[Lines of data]
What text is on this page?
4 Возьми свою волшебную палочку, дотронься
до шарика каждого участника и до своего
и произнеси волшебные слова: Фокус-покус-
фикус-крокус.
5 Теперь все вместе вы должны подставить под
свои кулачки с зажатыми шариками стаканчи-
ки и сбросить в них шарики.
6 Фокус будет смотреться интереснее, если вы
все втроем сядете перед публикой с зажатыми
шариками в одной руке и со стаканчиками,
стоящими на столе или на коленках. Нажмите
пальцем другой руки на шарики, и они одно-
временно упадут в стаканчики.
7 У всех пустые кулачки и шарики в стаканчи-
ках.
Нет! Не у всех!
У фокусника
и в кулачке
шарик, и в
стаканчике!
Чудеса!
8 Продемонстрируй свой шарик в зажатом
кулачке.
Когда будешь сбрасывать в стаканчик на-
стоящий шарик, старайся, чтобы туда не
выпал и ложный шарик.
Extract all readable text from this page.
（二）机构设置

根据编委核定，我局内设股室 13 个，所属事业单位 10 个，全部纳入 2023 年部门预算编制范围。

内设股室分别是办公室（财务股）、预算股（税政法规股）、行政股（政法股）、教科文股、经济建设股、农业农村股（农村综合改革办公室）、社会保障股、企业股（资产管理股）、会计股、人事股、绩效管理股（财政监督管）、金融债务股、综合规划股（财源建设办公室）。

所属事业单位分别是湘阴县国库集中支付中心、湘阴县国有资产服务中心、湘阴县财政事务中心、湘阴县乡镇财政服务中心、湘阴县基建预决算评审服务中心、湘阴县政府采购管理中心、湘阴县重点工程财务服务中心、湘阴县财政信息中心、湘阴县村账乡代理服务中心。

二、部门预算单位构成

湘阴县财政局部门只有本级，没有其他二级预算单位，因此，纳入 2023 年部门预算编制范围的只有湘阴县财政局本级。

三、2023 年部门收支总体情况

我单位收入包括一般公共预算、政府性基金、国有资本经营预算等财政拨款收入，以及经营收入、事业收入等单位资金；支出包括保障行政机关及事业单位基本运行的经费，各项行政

Task requirements: Word for word, extract all the records.

Result of this task:
What text is on this page?
4 Возьми свою волшебную палочку, дотронься
до шарика каждого участника и до своего
и произнеси волшебные слова: Фокус-покус-
фикус-крокус.
5 Теперь все вместе вы должны подставить под
свои кулачки с зажатыми шариками стаканчи-
ки и сбросить в них шарики.
6 Фокус будет смотреться интереснее, если вы
все втроем сядете перед публикой с зажатыми
шариками в одной руке и со стаканчиками,
стоящими на столе или на коленках. Нажмите
пальцем другой руки на шарики, и они одно-
временно упадут в стаканчики.
7 У всех пустые кулачки и шарики в стаканчи-
ках.
Нет! Не у всех!
У фокусника
и в кулачке
шарик, и в
стаканчике!
Чудеса!
8 Продемонстрируй свой шарик в зажатом
кулачке.
Когда будешь сбрасывать в стаканчик на-
стоящий шарик, старайся, чтобы туда не
выпал и ложный шарик.
Extract all readable text from this page.
（二）机构设置

根据编委核定，我局内设股室 13 个，所属事业单位 10 个，全部纳入 2023 年部门预算编制范围。

内设股室分别是办公室（财务股）、预算股（税政法规股）、行政股（政法股）、教科文股、经济建设股、农业农村股（农村综合改革办公室）、社会保障股、企业股（资产管理股）、会计股、人事股、绩效管理股（财政监督管）、金融债务股、综合规划股（财源建设办公室）。

所属事业单位分别是湘阴县国库集中支付中心、湘阴县国有资产服务中心、湘阴县财政事务中心、湘阴县乡镇财政服务中心、湘阴县基建预决算评审服务中心、湘阴县政府采购管理中心、湘阴县重点工程财务服务中心、湘阴县财政信息中心、湘阴县村账乡代理服务中心。

二、部门预算单位构成

湘阴县财政局部门只有本级，没有其他二级预算单位，因此，纳入 2023 年部门预算编制范围的只有湘阴县财政局本级。

三、2023 年部门收支总体情况

我单位收入包括一般公共预算、政府性基金、国有资本经营预算等财政拨款收入，以及经营收入、事业收入等单位资金；支出包括保障行政机关及事业单位基本运行的经费，各项行政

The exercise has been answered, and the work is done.